Type out every line below exactly as it reads.

Stored records:

---*---

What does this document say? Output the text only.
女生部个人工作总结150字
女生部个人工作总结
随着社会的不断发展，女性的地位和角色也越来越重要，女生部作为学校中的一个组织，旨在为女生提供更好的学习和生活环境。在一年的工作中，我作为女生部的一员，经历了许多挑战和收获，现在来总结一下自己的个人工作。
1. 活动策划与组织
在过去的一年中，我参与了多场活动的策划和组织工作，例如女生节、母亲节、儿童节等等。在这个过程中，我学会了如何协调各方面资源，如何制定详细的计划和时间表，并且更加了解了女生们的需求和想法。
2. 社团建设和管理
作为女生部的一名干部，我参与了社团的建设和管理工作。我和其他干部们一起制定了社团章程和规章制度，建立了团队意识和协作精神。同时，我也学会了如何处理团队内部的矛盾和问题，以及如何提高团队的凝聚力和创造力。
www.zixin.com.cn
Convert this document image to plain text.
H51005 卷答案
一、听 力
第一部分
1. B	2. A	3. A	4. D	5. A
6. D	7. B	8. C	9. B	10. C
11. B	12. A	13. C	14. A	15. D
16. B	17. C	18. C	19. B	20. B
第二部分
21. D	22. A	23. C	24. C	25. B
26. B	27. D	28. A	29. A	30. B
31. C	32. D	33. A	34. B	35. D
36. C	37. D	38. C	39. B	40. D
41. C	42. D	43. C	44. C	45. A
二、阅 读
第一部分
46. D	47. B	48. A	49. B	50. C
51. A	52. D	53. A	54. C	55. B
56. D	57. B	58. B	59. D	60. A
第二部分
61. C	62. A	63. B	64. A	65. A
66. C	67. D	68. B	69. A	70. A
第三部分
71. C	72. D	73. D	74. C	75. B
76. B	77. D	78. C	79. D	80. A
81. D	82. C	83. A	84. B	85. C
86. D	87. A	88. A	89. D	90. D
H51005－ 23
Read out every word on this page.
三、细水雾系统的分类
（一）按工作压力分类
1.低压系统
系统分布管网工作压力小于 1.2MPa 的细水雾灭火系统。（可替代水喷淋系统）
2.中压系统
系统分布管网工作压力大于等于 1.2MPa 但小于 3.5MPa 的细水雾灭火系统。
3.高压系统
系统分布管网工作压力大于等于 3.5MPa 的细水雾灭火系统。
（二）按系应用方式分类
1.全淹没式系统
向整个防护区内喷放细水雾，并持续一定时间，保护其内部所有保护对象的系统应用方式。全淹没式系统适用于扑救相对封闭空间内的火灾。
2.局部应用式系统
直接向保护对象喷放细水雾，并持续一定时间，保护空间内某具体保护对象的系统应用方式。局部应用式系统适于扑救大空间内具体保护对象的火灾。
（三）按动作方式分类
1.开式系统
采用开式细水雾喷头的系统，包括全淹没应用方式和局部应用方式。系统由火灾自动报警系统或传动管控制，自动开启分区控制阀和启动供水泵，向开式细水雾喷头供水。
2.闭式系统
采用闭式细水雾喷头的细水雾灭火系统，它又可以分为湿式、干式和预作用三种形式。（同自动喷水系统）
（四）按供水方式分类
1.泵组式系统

---*---

Complete answer:
What does this document say? Output the text only.
女生部个人工作总结150字
女生部个人工作总结
随着社会的不断发展，女性的地位和角色也越来越重要，女生部作为学校中的一个组织，旨在为女生提供更好的学习和生活环境。在一年的工作中，我作为女生部的一员，经历了许多挑战和收获，现在来总结一下自己的个人工作。
1. 活动策划与组织
在过去的一年中，我参与了多场活动的策划和组织工作，例如女生节、母亲节、儿童节等等。在这个过程中，我学会了如何协调各方面资源，如何制定详细的计划和时间表，并且更加了解了女生们的需求和想法。
2. 社团建设和管理
作为女生部的一名干部，我参与了社团的建设和管理工作。我和其他干部们一起制定了社团章程和规章制度，建立了团队意识和协作精神。同时，我也学会了如何处理团队内部的矛盾和问题，以及如何提高团队的凝聚力和创造力。
www.zixin.com.cn
Convert this document image to plain text.
H51005 卷答案
一、听 力
第一部分
1. B	2. A	3. A	4. D	5. A
6. D	7. B	8. C	9. B	10. C
11. B	12. A	13. C	14. A	15. D
16. B	17. C	18. C	19. B	20. B
第二部分
21. D	22. A	23. C	24. C	25. B
26. B	27. D	28. A	29. A	30. B
31. C	32. D	33. A	34. B	35. D
36. C	37. D	38. C	39. B	40. D
41. C	42. D	43. C	44. C	45. A
二、阅 读
第一部分
46. D	47. B	48. A	49. B	50. C
51. A	52. D	53. A	54. C	55. B
56. D	57. B	58. B	59. D	60. A
第二部分
61. C	62. A	63. B	64. A	65. A
66. C	67. D	68. B	69. A	70. A
第三部分
71. C	72. D	73. D	74. C	75. B
76. B	77. D	78. C	79. D	80. A
81. D	82. C	83. A	84. B	85. C
86. D	87. A	88. A	89. D	90. D
H51005－ 23
Read out every word on this page.
三、细水雾系统的分类
（一）按工作压力分类
1.低压系统
系统分布管网工作压力小于 1.2MPa 的细水雾灭火系统。（可替代水喷淋系统）
2.中压系统
系统分布管网工作压力大于等于 1.2MPa 但小于 3.5MPa 的细水雾灭火系统。
3.高压系统
系统分布管网工作压力大于等于 3.5MPa 的细水雾灭火系统。
（二）按系应用方式分类
1.全淹没式系统
向整个防护区内喷放细水雾，并持续一定时间，保护其内部所有保护对象的系统应用方式。全淹没式系统适用于扑救相对封闭空间内的火灾。
2.局部应用式系统
直接向保护对象喷放细水雾，并持续一定时间，保护空间内某具体保护对象的系统应用方式。局部应用式系统适于扑救大空间内具体保护对象的火灾。
（三）按动作方式分类
1.开式系统
采用开式细水雾喷头的系统，包括全淹没应用方式和局部应用方式。系统由火灾自动报警系统或传动管控制，自动开启分区控制阀和启动供水泵，向开式细水雾喷头供水。
2.闭式系统
采用闭式细水雾喷头的细水雾灭火系统，它又可以分为湿式、干式和预作用三种形式。（同自动喷水系统）
（四）按供水方式分类
1.泵组式系统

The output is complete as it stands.